# [WORK TO DO]
Hunt for the word "such" across the entries below, copying each line that holds it.

# [RECORDS FOR THE TASK]
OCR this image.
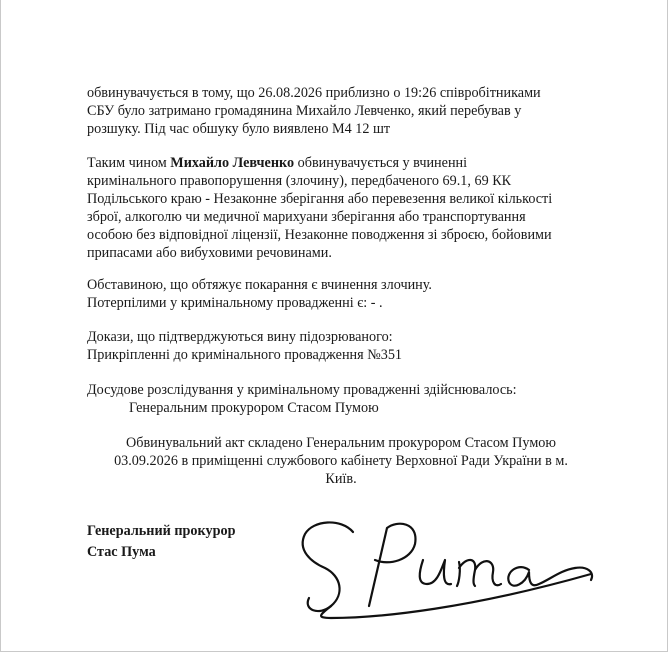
обвинувачується в тому, що 26.08.2026 приблизно о 19:26 співробітниками
СБУ було затримано громадянина Михайло Левченко, який перебував у
розшуку. Під час обшуку було виявлено М4 12 шт
Таким чином Михайло Левченко обвинувачується у вчиненні
кримінального правопорушення (злочину), передбаченого 69.1, 69 КК
Подільського краю - Незаконне зберігання або перевезення великої кількості
зброї, алкоголю чи медичної марихуани зберігання або транспортування
особою без відповідної ліцензії, Незаконне поводження зі зброєю, бойовими
припасами або вибуховими речовинами.
Обставиною, що обтяжує покарання є вчинення злочину.
Потерпілими у кримінальному провадженні є: - .
Докази, що підтверджуються вину підозрюваного:
Прикріпленні до кримінального провадження №351
Досудове розслідування у кримінальному провадженні здійснювалось:
Генеральним прокурором Стасом Пумою
Обвинувальний акт складено Генеральним прокурором Стасом Пумою
03.09.2026 в приміщенні службового кабінету Верховної Ради України в м.
Київ.
Генеральний прокурор
Стас Пума
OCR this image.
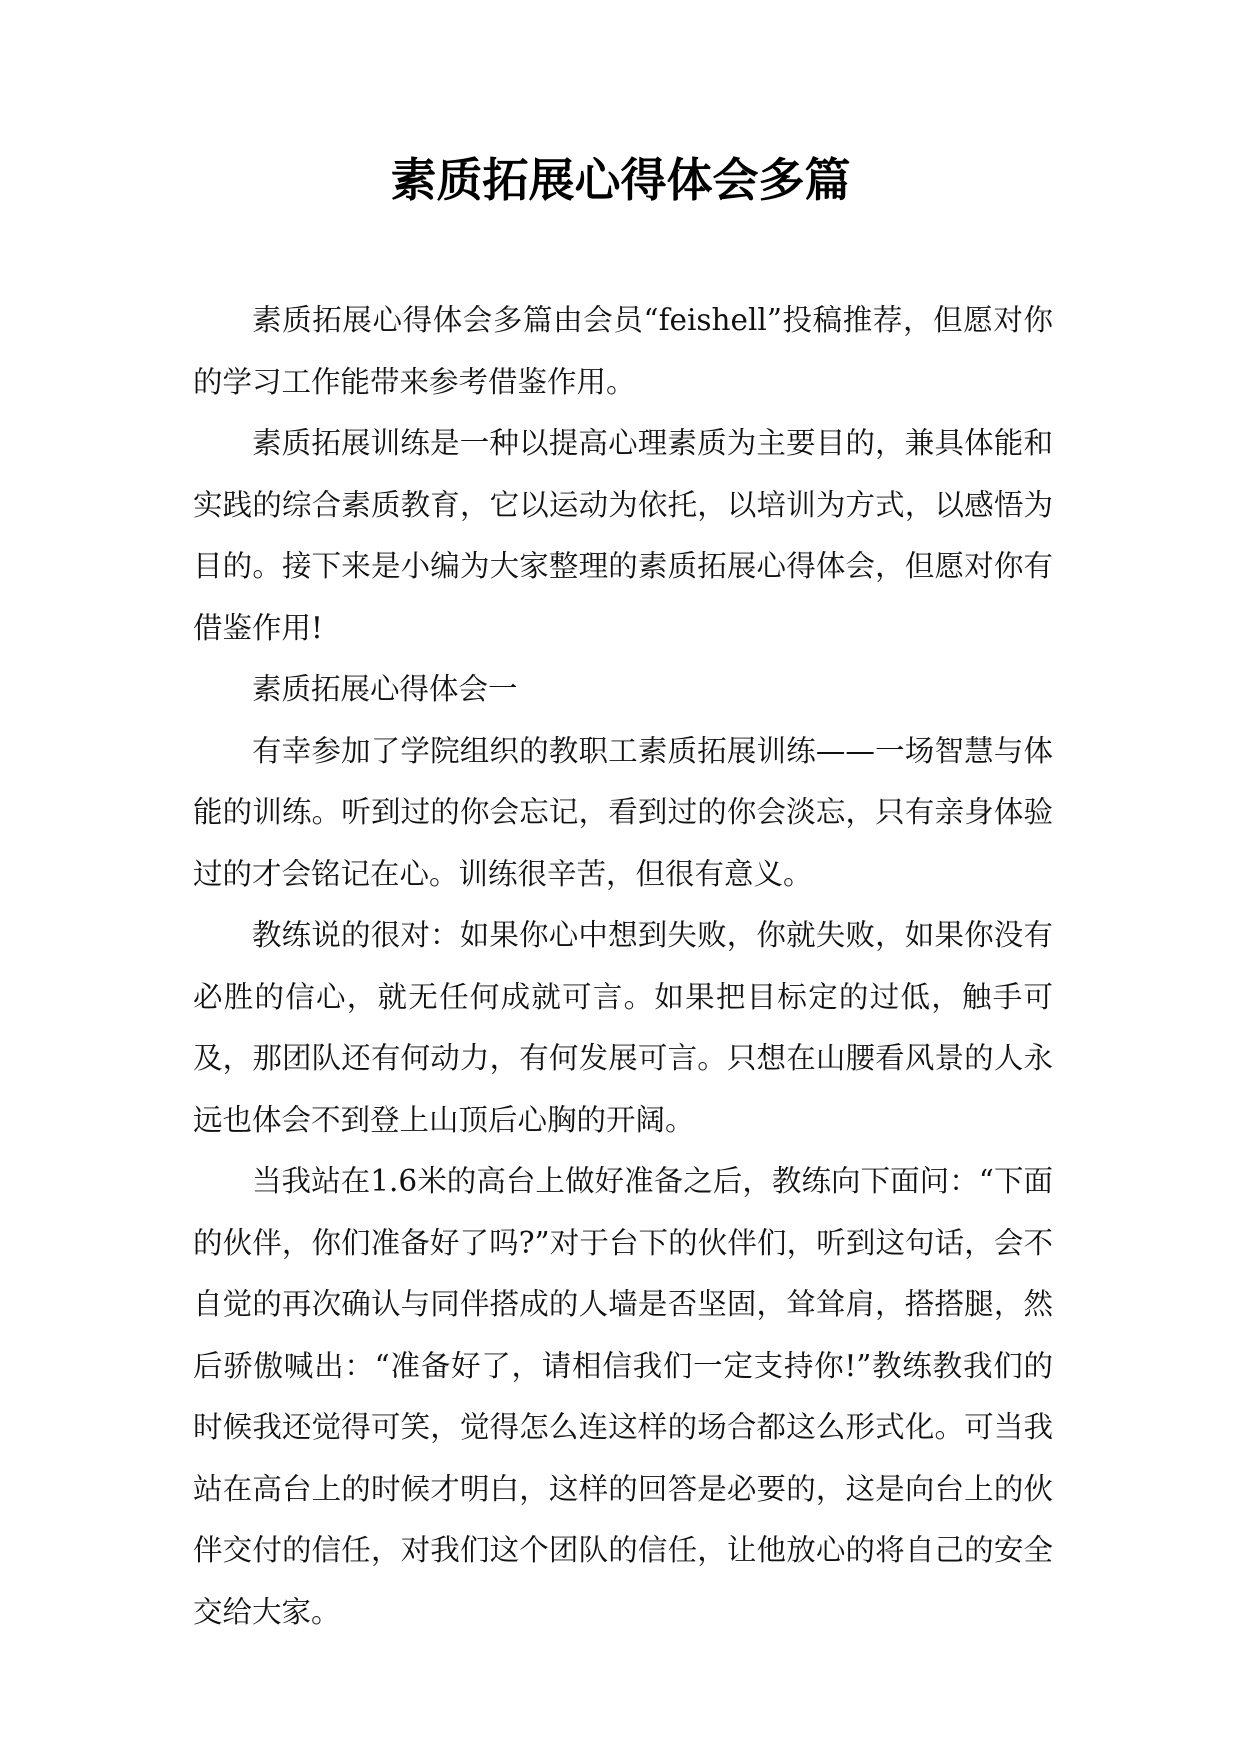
素质拓展心得体会多篇

素质拓展心得体会多篇由会员“feishell”投稿推荐，但愿对你的学习工作能带来参考借鉴作用。

素质拓展训练是一种以提高心理素质为主要目的，兼具体能和实践的综合素质教育，它以运动为依托，以培训为方式，以感悟为目的。接下来是小编为大家整理的素质拓展心得体会，但愿对你有借鉴作用!

素质拓展心得体会一

有幸参加了学院组织的教职工素质拓展训练——一场智慧与体能的训练。听到过的你会忘记，看到过的你会淡忘，只有亲身体验过的才会铭记在心。训练很辛苦，但很有意义。

教练说的很对：如果你心中想到失败，你就失败，如果你没有必胜的信心，就无任何成就可言。如果把目标定的过低，触手可及，那团队还有何动力，有何发展可言。只想在山腰看风景的人永远也体会不到登上山顶后心胸的开阔。

当我站在1.6米的高台上做好准备之后，教练向下面问：“下面的伙伴，你们准备好了吗?”对于台下的伙伴们，听到这句话，会不自觉的再次确认与同伴搭成的人墙是否坚固，耸耸肩，搭搭腿，然后骄傲喊出：“准备好了，请相信我们一定支持你!”教练教我们的时候我还觉得可笑，觉得怎么连这样的场合都这么形式化。可当我站在高台上的时候才明白，这样的回答是必要的，这是向台上的伙伴交付的信任，对我们这个团队的信任，让他放心的将自己的安全交给大家。
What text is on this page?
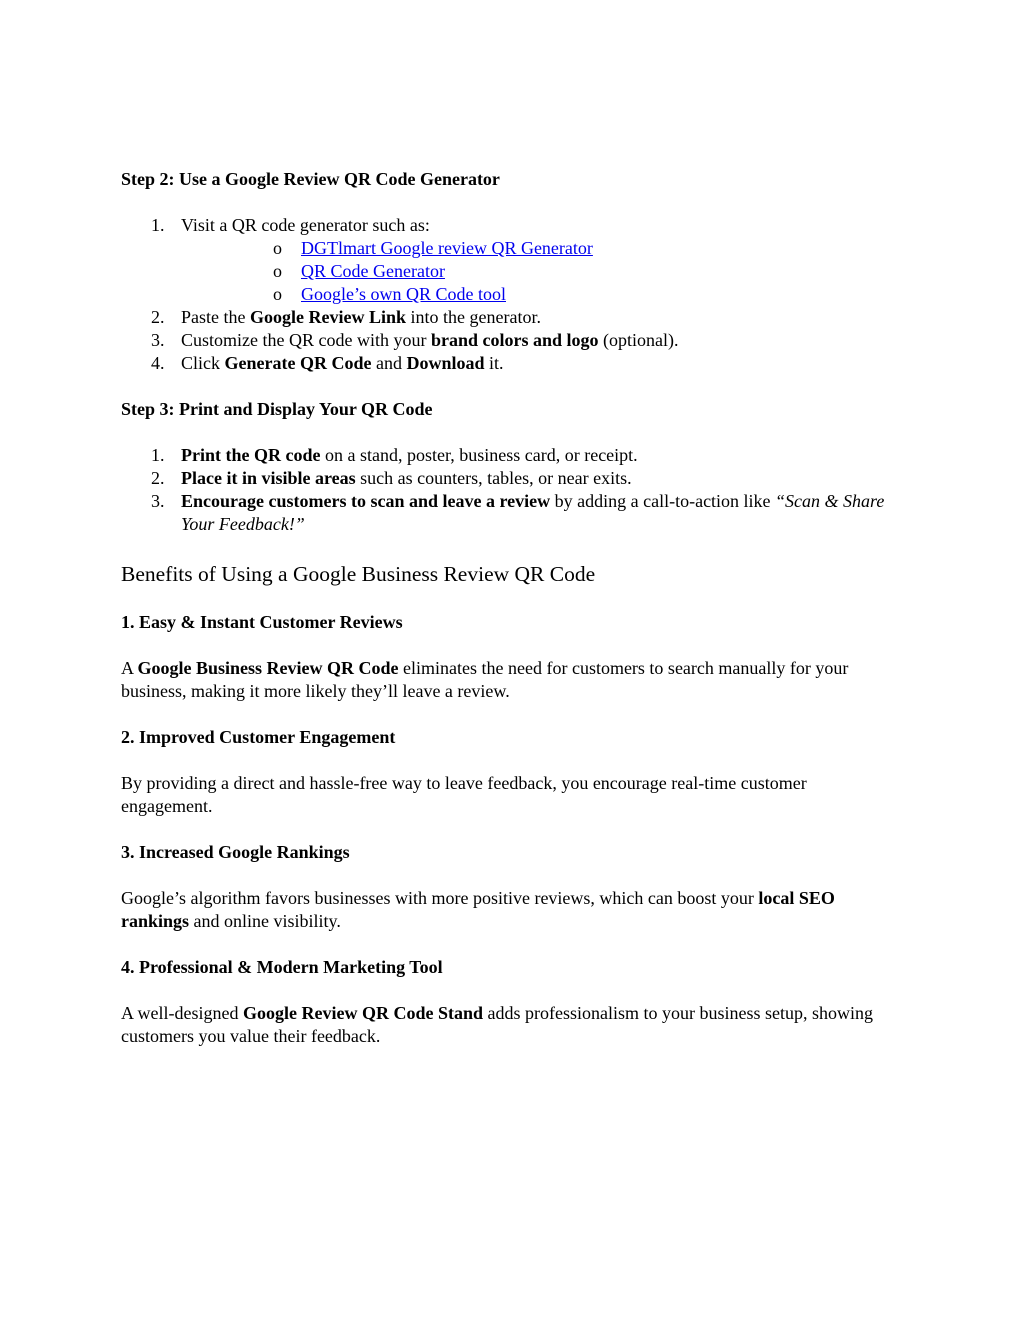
Step 2: Use a Google Review QR Code Generator
1. Visit a QR code generator such as:
o DGTlmart Google review QR Generator
o QR Code Generator
o Google’s own QR Code tool
2. Paste the Google Review Link into the generator.
3. Customize the QR code with your brand colors and logo (optional).
4. Click Generate QR Code and Download it.
Step 3: Print and Display Your QR Code
1. Print the QR code on a stand, poster, business card, or receipt.
2. Place it in visible areas such as counters, tables, or near exits.
3. Encourage customers to scan and leave a review by adding a call-to-action like “Scan & Share Your Feedback!”
Benefits of Using a Google Business Review QR Code
1. Easy & Instant Customer Reviews

A Google Business Review QR Code eliminates the need for customers to search manually for your business, making it more likely they’ll leave a review.

2. Improved Customer Engagement

By providing a direct and hassle-free way to leave feedback, you encourage real-time customer engagement.

3. Increased Google Rankings

Google’s algorithm favors businesses with more positive reviews, which can boost your local SEO rankings and online visibility.

4. Professional & Modern Marketing Tool

A well-designed Google Review QR Code Stand adds professionalism to your business setup, showing customers you value their feedback.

# [EXERCISE SOLUTION]
1. Visit a QR code generator such as:
2. Place it in visible areas such as counters, tables, or near exits.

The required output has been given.